YOUR OBJECTIVE -
Repeat every line below exactly as it reads.
=-=-=
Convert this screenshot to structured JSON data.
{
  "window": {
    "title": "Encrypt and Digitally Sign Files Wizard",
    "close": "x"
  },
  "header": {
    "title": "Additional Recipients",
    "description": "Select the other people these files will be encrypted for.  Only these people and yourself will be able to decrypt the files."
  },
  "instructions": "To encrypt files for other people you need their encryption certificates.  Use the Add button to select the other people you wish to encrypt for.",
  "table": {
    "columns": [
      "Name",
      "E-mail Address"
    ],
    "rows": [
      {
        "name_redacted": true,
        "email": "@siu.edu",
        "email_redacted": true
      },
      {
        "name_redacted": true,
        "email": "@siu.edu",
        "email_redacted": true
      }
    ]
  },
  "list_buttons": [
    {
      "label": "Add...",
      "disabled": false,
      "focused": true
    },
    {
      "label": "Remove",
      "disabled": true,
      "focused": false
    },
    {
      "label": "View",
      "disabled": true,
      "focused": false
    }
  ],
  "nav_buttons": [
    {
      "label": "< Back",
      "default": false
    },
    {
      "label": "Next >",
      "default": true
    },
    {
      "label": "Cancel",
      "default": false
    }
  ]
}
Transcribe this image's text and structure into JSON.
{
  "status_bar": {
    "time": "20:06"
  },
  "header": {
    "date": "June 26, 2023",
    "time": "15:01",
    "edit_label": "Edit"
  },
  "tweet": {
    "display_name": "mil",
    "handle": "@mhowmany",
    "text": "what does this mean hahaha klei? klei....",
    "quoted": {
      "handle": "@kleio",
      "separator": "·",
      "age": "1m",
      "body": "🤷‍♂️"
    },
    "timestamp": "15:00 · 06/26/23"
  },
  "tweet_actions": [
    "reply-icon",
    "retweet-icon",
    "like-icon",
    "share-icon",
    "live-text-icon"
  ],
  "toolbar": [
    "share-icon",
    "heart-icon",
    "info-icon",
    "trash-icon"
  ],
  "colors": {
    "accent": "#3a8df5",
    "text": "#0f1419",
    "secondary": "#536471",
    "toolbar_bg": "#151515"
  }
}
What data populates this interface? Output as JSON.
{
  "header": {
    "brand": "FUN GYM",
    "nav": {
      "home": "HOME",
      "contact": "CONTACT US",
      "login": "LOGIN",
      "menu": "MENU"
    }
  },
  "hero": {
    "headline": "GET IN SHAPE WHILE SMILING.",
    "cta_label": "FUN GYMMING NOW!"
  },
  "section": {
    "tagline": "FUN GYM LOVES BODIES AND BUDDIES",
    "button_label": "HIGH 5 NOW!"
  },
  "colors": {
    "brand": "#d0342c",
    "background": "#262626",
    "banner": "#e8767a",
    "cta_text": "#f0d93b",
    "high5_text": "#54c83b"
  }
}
=-=-=
WORKED ANSWER -
Convert this screenshot to structured JSON data.
{
  "window": {
    "title": "Encrypt and Digitally Sign Files Wizard",
    "close": "x"
  },
  "header": {
    "title": "Additional Recipients",
    "description": "Select the other people these files will be encrypted for.  Only these people and yourself will be able to decrypt the files."
  },
  "instructions": "To encrypt files for other people you need their encryption certificates.  Use the Add button to select the other people you wish to encrypt for.",
  "table": {
    "columns": [
      "Name",
      "E-mail Address"
    ],
    "rows": [
      {
        "name_redacted": true,
        "email": "@siu.edu",
        "email_redacted": true
      },
      {
        "name_redacted": true,
        "email": "@siu.edu",
        "email_redacted": true
      }
    ]
  },
  "list_buttons": [
    {
      "label": "Add...",
      "disabled": false,
      "focused": true
    },
    {
      "label": "Remove",
      "disabled": true,
      "focused": false
    },
    {
      "label": "View",
      "disabled": true,
      "focused": false
    }
  ],
  "nav_buttons": [
    {
      "label": "< Back",
      "default": false
    },
    {
      "label": "Next >",
      "default": true
    },
    {
      "label": "Cancel",
      "default": false
    }
  ]
}
Transcribe this image's text and structure into JSON.
{
  "status_bar": {
    "time": "20:06"
  },
  "header": {
    "date": "June 26, 2023",
    "time": "15:01",
    "edit_label": "Edit"
  },
  "tweet": {
    "display_name": "mil",
    "handle": "@mhowmany",
    "text": "what does this mean hahaha klei? klei....",
    "quoted": {
      "handle": "@kleio",
      "separator": "·",
      "age": "1m",
      "body": "🤷‍♂️"
    },
    "timestamp": "15:00 · 06/26/23"
  },
  "tweet_actions": [
    "reply-icon",
    "retweet-icon",
    "like-icon",
    "share-icon",
    "live-text-icon"
  ],
  "toolbar": [
    "share-icon",
    "heart-icon",
    "info-icon",
    "trash-icon"
  ],
  "colors": {
    "accent": "#3a8df5",
    "text": "#0f1419",
    "secondary": "#536471",
    "toolbar_bg": "#151515"
  }
}
What data populates this interface? Output as JSON.
{
  "header": {
    "brand": "FUN GYM",
    "nav": {
      "home": "HOME",
      "contact": "CONTACT US",
      "login": "LOGIN",
      "menu": "MENU"
    }
  },
  "hero": {
    "headline": "GET IN SHAPE WHILE SMILING.",
    "cta_label": "FUN GYMMING NOW!"
  },
  "section": {
    "tagline": "FUN GYM LOVES BODIES AND BUDDIES",
    "button_label": "HIGH 5 NOW!"
  },
  "colors": {
    "brand": "#d0342c",
    "background": "#262626",
    "banner": "#e8767a",
    "cta_text": "#f0d93b",
    "high5_text": "#54c83b"
  }
}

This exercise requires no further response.